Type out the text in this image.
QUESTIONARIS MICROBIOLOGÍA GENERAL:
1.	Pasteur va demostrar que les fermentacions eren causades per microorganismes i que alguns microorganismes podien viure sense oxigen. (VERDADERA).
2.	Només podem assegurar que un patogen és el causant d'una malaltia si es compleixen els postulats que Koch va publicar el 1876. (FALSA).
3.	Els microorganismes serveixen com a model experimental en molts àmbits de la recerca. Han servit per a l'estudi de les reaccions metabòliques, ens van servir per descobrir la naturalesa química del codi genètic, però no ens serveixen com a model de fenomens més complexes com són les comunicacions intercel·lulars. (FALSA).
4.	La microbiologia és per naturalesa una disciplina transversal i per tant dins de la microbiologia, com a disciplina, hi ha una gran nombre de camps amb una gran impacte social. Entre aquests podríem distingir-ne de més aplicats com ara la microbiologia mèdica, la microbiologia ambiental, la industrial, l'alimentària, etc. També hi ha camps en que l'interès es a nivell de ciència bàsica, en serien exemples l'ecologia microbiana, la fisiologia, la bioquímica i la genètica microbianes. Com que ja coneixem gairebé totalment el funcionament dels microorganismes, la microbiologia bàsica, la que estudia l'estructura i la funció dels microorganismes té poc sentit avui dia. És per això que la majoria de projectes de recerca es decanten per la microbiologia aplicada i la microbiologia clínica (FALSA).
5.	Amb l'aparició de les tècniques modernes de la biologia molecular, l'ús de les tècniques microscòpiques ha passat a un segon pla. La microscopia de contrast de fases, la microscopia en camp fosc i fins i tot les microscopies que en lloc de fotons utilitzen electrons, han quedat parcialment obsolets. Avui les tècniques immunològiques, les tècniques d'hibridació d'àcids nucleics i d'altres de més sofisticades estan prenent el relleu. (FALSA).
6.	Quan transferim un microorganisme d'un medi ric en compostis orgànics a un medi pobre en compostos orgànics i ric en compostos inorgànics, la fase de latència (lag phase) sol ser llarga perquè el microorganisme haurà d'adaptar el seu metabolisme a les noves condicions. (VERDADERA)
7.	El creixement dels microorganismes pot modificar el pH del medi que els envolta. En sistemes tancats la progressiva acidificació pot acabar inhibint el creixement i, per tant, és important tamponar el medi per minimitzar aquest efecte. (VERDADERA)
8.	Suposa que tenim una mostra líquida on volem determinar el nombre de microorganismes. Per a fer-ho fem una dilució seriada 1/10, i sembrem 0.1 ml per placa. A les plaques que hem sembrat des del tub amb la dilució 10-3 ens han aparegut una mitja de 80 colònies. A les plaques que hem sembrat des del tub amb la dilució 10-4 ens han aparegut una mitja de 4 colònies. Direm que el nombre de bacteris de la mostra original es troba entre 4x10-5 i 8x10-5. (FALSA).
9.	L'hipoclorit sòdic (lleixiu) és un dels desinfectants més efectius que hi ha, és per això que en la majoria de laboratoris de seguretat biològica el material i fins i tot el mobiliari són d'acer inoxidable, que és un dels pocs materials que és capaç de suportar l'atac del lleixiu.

----

# What is needed
Every line of the listing that holds "majoria" should be found and copied.

# Task response
4.	La microbiologia és per naturalesa una disciplina transversal i per tant dins de la microbiologia, com a disciplina, hi ha una gran nombre de camps amb una gran impacte social. Entre aquests podríem distingir-ne de més aplicats com ara la microbiologia mèdica, la microbiologia ambiental, la industrial, l'alimentària, etc. També hi ha camps en que l'interès es a nivell de ciència bàsica, en serien exemples l'ecologia microbiana, la fisiologia, la bioquímica i la genètica microbianes. Com que ja coneixem gairebé totalment el funcionament dels microorganismes, la microbiologia bàsica, la que estudia l'estructura i la funció dels microorganismes té poc sentit avui dia. És per això que la majoria de projectes de recerca es decanten per la microbiologia aplicada i la microbiologia clínica (FALSA).
9.	L'hipoclorit sòdic (lleixiu) és un dels desinfectants més efectius que hi ha, és per això que en la majoria de laboratoris de seguretat biològica el material i fins i tot el mobiliari són d'acer inoxidable, que és un dels pocs materials que és capaç de suportar l'atac del lleixiu.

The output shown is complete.